## What the exercise asks
Return all the entries exactly, keeping pictures out.
++++ Data for processing ++++
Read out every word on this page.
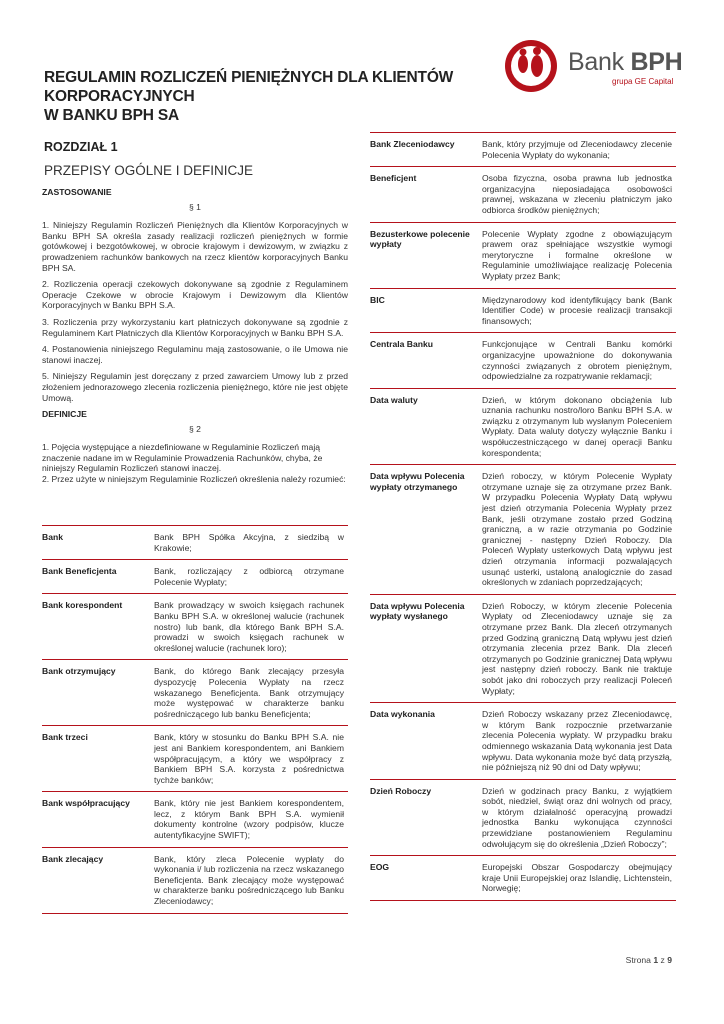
Bank BPH
grupa GE Capital
REGULAMIN ROZLICZEŃ PIENIĘŻNYCH DLA KLIENTÓW
KORPORACYJNYCH
W BANKU BPH SA
ROZDZIAŁ 1
PRZEPISY OGÓLNE I DEFINICJE
ZASTOSOWANIE
§ 1

1. Niniejszy Regulamin Rozliczeń Pieniężnych dla Klientów Korporacyjnych w Banku BPH SA określa zasady realizacji rozliczeń pieniężnych w formie gotówkowej i bezgotówkowej, w obrocie krajowym i dewizowym, w związku z prowadzeniem rachunków bankowych na rzecz klientów korporacyjnych Banku BPH SA.

2. Rozliczenia operacji czekowych dokonywane są zgodnie z Regulaminem Operacje Czekowe w obrocie Krajowym i Dewizowym dla Klientów Korporacyjnych w Banku BPH S.A.

3. Rozliczenia przy wykorzystaniu kart płatniczych dokonywane są zgodnie z Regulaminem Kart Płatniczych dla Klientów Korporacyjnych w Banku BPH S.A.

4. Postanowienia niniejszego Regulaminu mają zastosowanie, o ile Umowa nie stanowi inaczej.

5. Niniejszy Regulamin jest doręczany z przed zawarciem Umowy lub z przed złożeniem jednorazowego zlecenia rozliczenia pieniężnego, które nie jest objęte Umową.

DEFINICJE
§ 2

1. Pojęcia występujące a niezdefiniowane w Regulaminie Rozliczeń mają znaczenie nadane im w Regulaminie Prowadzenia Rachunków, chyba, że niniejszy Regulamin Rozliczeń stanowi inaczej.

2. Przez użyte w niniejszym Regulaminie Rozliczeń określenia należy rozumieć:

Bank	Bank BPH Spółka Akcyjna, z siedzibą w Krakowie;
Bank Beneficjenta	Bank, rozliczający z odbiorcą otrzymane Polecenie Wypłaty;
Bank korespondent	Bank prowadzący w swoich księgach rachunek Banku BPH S.A. w określonej walucie (rachunek nostro) lub bank, dla którego Bank BPH S.A. prowadzi w swoich księgach rachunek w określonej walucie (rachunek loro);
Bank otrzymujący	Bank, do którego Bank zlecający przesyła dyspozycję Polecenia Wypłaty na rzecz wskazanego Beneficjenta. Bank otrzymujący może występować w charakterze banku pośredniczącego lub banku Beneficjenta;
Bank trzeci	Bank, który w stosunku do Banku BPH S.A. nie jest ani Bankiem korespondentem, ani Bankiem współpracującym, a który we współpracy z Bankiem BPH S.A. korzysta z pośrednictwa tychże banków;
Bank współpracujący	Bank, który nie jest Bankiem korespondentem, lecz, z którym Bank BPH S.A. wymienił dokumenty kontrolne (wzory podpisów, klucze autentyfikacyjne SWIFT);
Bank zlecający	Bank, który zleca Polecenie wypłaty do wykonania i/ lub rozliczenia na rzecz wskazanego Beneficjenta. Bank zlecający może występować w charakterze banku pośredniczącego lub Banku Zleceniodawcy;
Bank Zleceniodawcy	Bank, który przyjmuje od Zleceniodawcy zlecenie Polecenia Wypłaty do wykonania;
Beneficjent	Osoba fizyczna, osoba prawna lub jednostka organizacyjna nieposiadająca osobowości prawnej, wskazana w zleceniu płatniczym jako odbiorca środków pieniężnych;
Bezusterkowe polecenie wypłaty	Polecenie Wypłaty zgodne z obowiązującym prawem oraz spełniające wszystkie wymogi merytoryczne i formalne określone w Regulaminie umożliwiające realizację Polecenia Wypłaty przez Bank;
BIC	Międzynarodowy kod identyfikujący bank (Bank Identifier Code) w procesie realizacji transakcji finansowych;
Centrala Banku	Funkcjonujące w Centrali Banku komórki organizacyjne upoważnione do dokonywania czynności związanych z obrotem pieniężnym, odpowiedzialne za rozpatrywanie reklamacji;
Data waluty	Dzień, w którym dokonano obciążenia lub uznania rachunku nostro/loro Banku BPH S.A. w związku z otrzymanym lub wysłanym Poleceniem Wypłaty. Data waluty dotyczy wyłącznie Banku i współuczestniczącego w danej operacji Banku korespondenta;
Data wpływu Polecenia wypłaty otrzymanego	Dzień roboczy, w którym Polecenie Wypłaty otrzymane uznaje się za otrzymane przez Bank. W przypadku Polecenia Wypłaty Datą wpływu jest dzień otrzymania Polecenia Wypłaty przez Bank, jeśli otrzymane zostało przed Godziną graniczną, a w razie otrzymania po Godzinie granicznej - następny Dzień Roboczy. Dla Poleceń Wypłaty usterkowych Datą wpływu jest dzień otrzymania informacji pozwalających usunąć usterki, ustaloną analogicznie do zasad określonych w zdaniach poprzedzających;
Data wpływu Polecenia wypłaty wysłanego	Dzień Roboczy, w którym zlecenie Polecenia Wypłaty od Zleceniodawcy uznaje się za otrzymane przez Bank. Dla zleceń otrzymanych przed Godziną graniczną Datą wpływu jest dzień otrzymania zlecenia przez Bank. Dla zleceń otrzymanych po Godzinie granicznej Datą wpływu jest następny dzień roboczy. Bank nie traktuje sobót jako dni roboczych przy realizacji Poleceń Wypłaty;
Data wykonania	Dzień Roboczy wskazany przez Zleceniodawcę, w którym Bank rozpocznie przetwarzanie zlecenia Polecenia wypłaty. W przypadku braku odmiennego wskazania Datą wykonania jest Data wpływu. Data wykonania może być datą przyszłą, nie późniejszą niż 90 dni od Daty wpływu;
Dzień Roboczy	Dzień w godzinach pracy Banku, z wyjątkiem sobót, niedziel, świąt oraz dni wolnych od pracy, w którym działalność operacyjną prowadzi jednostka Banku wykonująca czynności przewidziane postanowieniem Regulaminu odwołującym się do określenia „Dzień Roboczy”;
EOG	Europejski Obszar Gospodarczy obejmujący kraje Unii Europejskiej oraz Islandię, Lichtenstein, Norwegię;
Strona 1 z 9
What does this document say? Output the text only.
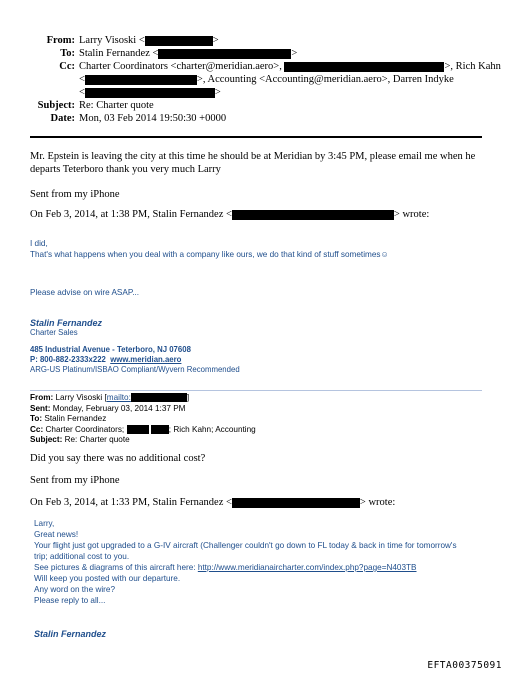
From: Larry Visoski <	>
To: Stalin Fernandez <	>
Cc: Charter Coordinators <charter@meridian.aero>,	>, Rich Kahn
<	>, Accounting <Accounting@meridian.aero>, Darren Indyke
<	>
Subject: Re: Charter quote
Date: Mon, 03 Feb 2014 19:50:30 +0000
Mr. Epstein is leaving the city at this time he should be at Meridian by 3:45 PM, please email me when he
departs Teterboro thank you very much Larry
Sent from my iPhone
On Feb 3, 2014, at 1:38 PM, Stalin Fernandez <	> wrote:
I did,
That's what happens when you deal with a company like ours, we do that kind of stuff sometimes☺
Please advise on wire ASAP...
Stalin Fernandez
Charter Sales
485 Industrial Avenue - Teterboro, NJ 07608
P: 800-882-2333x222 www.meridian.aero
ARG-US Platinum/ISBAO Compliant/Wyvern Recommended
From: Larry Visoski [mailto:	]
Sent: Monday, February 03, 2014 1:37 PM
To: Stalin Fernandez
Cc: Charter Coordinators;	; Rich Kahn; Accounting
Subject: Re: Charter quote
Did you say there was no additional cost?
Sent from my iPhone
On Feb 3, 2014, at 1:33 PM, Stalin Fernandez <	> wrote:
Larry,
Great news!
Your flight just got upgraded to a G-IV aircraft (Challenger couldn't go down to FL today & back in time for tomorrow's
trip; additional cost to you.
See pictures & diagrams of this aircraft here: http://www.meridianaircharter.com/index.php?page=N403TB
Will keep you posted with our departure.
Any word on the wire?
Please reply to all...
Stalin Fernandez
EFTA00375091
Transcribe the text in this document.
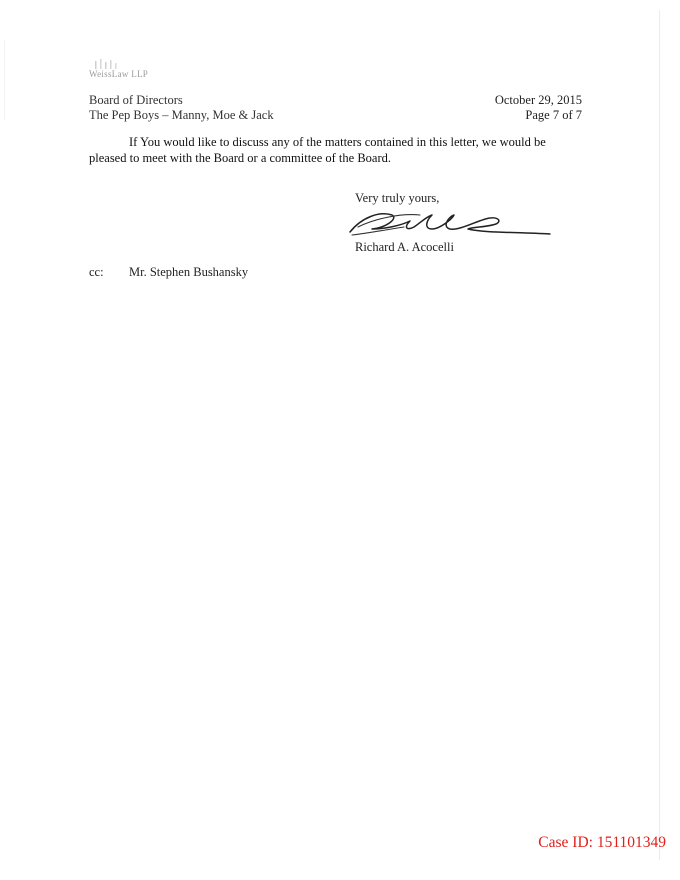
WeissLaw LLP
Board of Directors
The Pep Boys – Manny, Moe & Jack
October 29, 2015
Page 7 of 7
If You would like to discuss any of the matters contained in this letter, we would be pleased to meet with the Board or a committee of the Board.
Very truly yours,
Richard A. Acocelli
cc: Mr. Stephen Bushansky
Case ID: 151101349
++++
## Correct result
Read out every word on this page.
Bank BPH
grupa GE Capital
REGULAMIN ROZLICZEŃ PIENIĘŻNYCH DLA KLIENTÓW
KORPORACYJNYCH
W BANKU BPH SA
ROZDZIAŁ 1
PRZEPISY OGÓLNE I DEFINICJE
ZASTOSOWANIE
§ 1

1. Niniejszy Regulamin Rozliczeń Pieniężnych dla Klientów Korporacyjnych w Banku BPH SA określa zasady realizacji rozliczeń pieniężnych w formie gotówkowej i bezgotówkowej, w obrocie krajowym i dewizowym, w związku z prowadzeniem rachunków bankowych na rzecz klientów korporacyjnych Banku BPH SA.

2. Rozliczenia operacji czekowych dokonywane są zgodnie z Regulaminem Operacje Czekowe w obrocie Krajowym i Dewizowym dla Klientów Korporacyjnych w Banku BPH S.A.

3. Rozliczenia przy wykorzystaniu kart płatniczych dokonywane są zgodnie z Regulaminem Kart Płatniczych dla Klientów Korporacyjnych w Banku BPH S.A.

4. Postanowienia niniejszego Regulaminu mają zastosowanie, o ile Umowa nie stanowi inaczej.

5. Niniejszy Regulamin jest doręczany z przed zawarciem Umowy lub z przed złożeniem jednorazowego zlecenia rozliczenia pieniężnego, które nie jest objęte Umową.

DEFINICJE
§ 2

1. Pojęcia występujące a niezdefiniowane w Regulaminie Rozliczeń mają znaczenie nadane im w Regulaminie Prowadzenia Rachunków, chyba, że niniejszy Regulamin Rozliczeń stanowi inaczej.

2. Przez użyte w niniejszym Regulaminie Rozliczeń określenia należy rozumieć:

Bank	Bank BPH Spółka Akcyjna, z siedzibą w Krakowie;
Bank Beneficjenta	Bank, rozliczający z odbiorcą otrzymane Polecenie Wypłaty;
Bank korespondent	Bank prowadzący w swoich księgach rachunek Banku BPH S.A. w określonej walucie (rachunek nostro) lub bank, dla którego Bank BPH S.A. prowadzi w swoich księgach rachunek w określonej walucie (rachunek loro);
Bank otrzymujący	Bank, do którego Bank zlecający przesyła dyspozycję Polecenia Wypłaty na rzecz wskazanego Beneficjenta. Bank otrzymujący może występować w charakterze banku pośredniczącego lub banku Beneficjenta;
Bank trzeci	Bank, który w stosunku do Banku BPH S.A. nie jest ani Bankiem korespondentem, ani Bankiem współpracującym, a który we współpracy z Bankiem BPH S.A. korzysta z pośrednictwa tychże banków;
Bank współpracujący	Bank, który nie jest Bankiem korespondentem, lecz, z którym Bank BPH S.A. wymienił dokumenty kontrolne (wzory podpisów, klucze autentyfikacyjne SWIFT);
Bank zlecający	Bank, który zleca Polecenie wypłaty do wykonania i/ lub rozliczenia na rzecz wskazanego Beneficjenta. Bank zlecający może występować w charakterze banku pośredniczącego lub Banku Zleceniodawcy;
Bank Zleceniodawcy	Bank, który przyjmuje od Zleceniodawcy zlecenie Polecenia Wypłaty do wykonania;
Beneficjent	Osoba fizyczna, osoba prawna lub jednostka organizacyjna nieposiadająca osobowości prawnej, wskazana w zleceniu płatniczym jako odbiorca środków pieniężnych;
Bezusterkowe polecenie wypłaty	Polecenie Wypłaty zgodne z obowiązującym prawem oraz spełniające wszystkie wymogi merytoryczne i formalne określone w Regulaminie umożliwiające realizację Polecenia Wypłaty przez Bank;
BIC	Międzynarodowy kod identyfikujący bank (Bank Identifier Code) w procesie realizacji transakcji finansowych;
Centrala Banku	Funkcjonujące w Centrali Banku komórki organizacyjne upoważnione do dokonywania czynności związanych z obrotem pieniężnym, odpowiedzialne za rozpatrywanie reklamacji;
Data waluty	Dzień, w którym dokonano obciążenia lub uznania rachunku nostro/loro Banku BPH S.A. w związku z otrzymanym lub wysłanym Poleceniem Wypłaty. Data waluty dotyczy wyłącznie Banku i współuczestniczącego w danej operacji Banku korespondenta;
Data wpływu Polecenia wypłaty otrzymanego	Dzień roboczy, w którym Polecenie Wypłaty otrzymane uznaje się za otrzymane przez Bank. W przypadku Polecenia Wypłaty Datą wpływu jest dzień otrzymania Polecenia Wypłaty przez Bank, jeśli otrzymane zostało przed Godziną graniczną, a w razie otrzymania po Godzinie granicznej - następny Dzień Roboczy. Dla Poleceń Wypłaty usterkowych Datą wpływu jest dzień otrzymania informacji pozwalających usunąć usterki, ustaloną analogicznie do zasad określonych w zdaniach poprzedzających;
Data wpływu Polecenia wypłaty wysłanego	Dzień Roboczy, w którym zlecenie Polecenia Wypłaty od Zleceniodawcy uznaje się za otrzymane przez Bank. Dla zleceń otrzymanych przed Godziną graniczną Datą wpływu jest dzień otrzymania zlecenia przez Bank. Dla zleceń otrzymanych po Godzinie granicznej Datą wpływu jest następny dzień roboczy. Bank nie traktuje sobót jako dni roboczych przy realizacji Poleceń Wypłaty;
Data wykonania	Dzień Roboczy wskazany przez Zleceniodawcę, w którym Bank rozpocznie przetwarzanie zlecenia Polecenia wypłaty. W przypadku braku odmiennego wskazania Datą wykonania jest Data wpływu. Data wykonania może być datą przyszłą, nie późniejszą niż 90 dni od Daty wpływu;
Dzień Roboczy	Dzień w godzinach pracy Banku, z wyjątkiem sobót, niedziel, świąt oraz dni wolnych od pracy, w którym działalność operacyjną prowadzi jednostka Banku wykonująca czynności przewidziane postanowieniem Regulaminu odwołującym się do określenia „Dzień Roboczy”;
EOG	Europejski Obszar Gospodarczy obejmujący kraje Unii Europejskiej oraz Islandię, Lichtenstein, Norwegię;
Strona 1 z 9
What does this document say? Output the text only.
From: Larry Visoski <	>
To: Stalin Fernandez <	>
Cc: Charter Coordinators <charter@meridian.aero>,	>, Rich Kahn
<	>, Accounting <Accounting@meridian.aero>, Darren Indyke
<	>
Subject: Re: Charter quote
Date: Mon, 03 Feb 2014 19:50:30 +0000
Mr. Epstein is leaving the city at this time he should be at Meridian by 3:45 PM, please email me when he
departs Teterboro thank you very much Larry
Sent from my iPhone
On Feb 3, 2014, at 1:38 PM, Stalin Fernandez <	> wrote:
I did,
That's what happens when you deal with a company like ours, we do that kind of stuff sometimes☺
Please advise on wire ASAP...
Stalin Fernandez
Charter Sales
485 Industrial Avenue - Teterboro, NJ 07608
P: 800-882-2333x222 www.meridian.aero
ARG-US Platinum/ISBAO Compliant/Wyvern Recommended
From: Larry Visoski [mailto:	]
Sent: Monday, February 03, 2014 1:37 PM
To: Stalin Fernandez
Cc: Charter Coordinators;	; Rich Kahn; Accounting
Subject: Re: Charter quote
Did you say there was no additional cost?
Sent from my iPhone
On Feb 3, 2014, at 1:33 PM, Stalin Fernandez <	> wrote:
Larry,
Great news!
Your flight just got upgraded to a G-IV aircraft (Challenger couldn't go down to FL today & back in time for tomorrow's
trip; additional cost to you.
See pictures & diagrams of this aircraft here: http://www.meridianaircharter.com/index.php?page=N403TB
Will keep you posted with our departure.
Any word on the wire?
Please reply to all...
Stalin Fernandez
EFTA00375091
Transcribe the text in this document.
WeissLaw LLP
Board of Directors
The Pep Boys – Manny, Moe & Jack
October 29, 2015
Page 7 of 7
If You would like to discuss any of the matters contained in this letter, we would be pleased to meet with the Board or a committee of the Board.
Very truly yours,
Richard A. Acocelli
cc: Mr. Stephen Bushansky
Case ID: 151101349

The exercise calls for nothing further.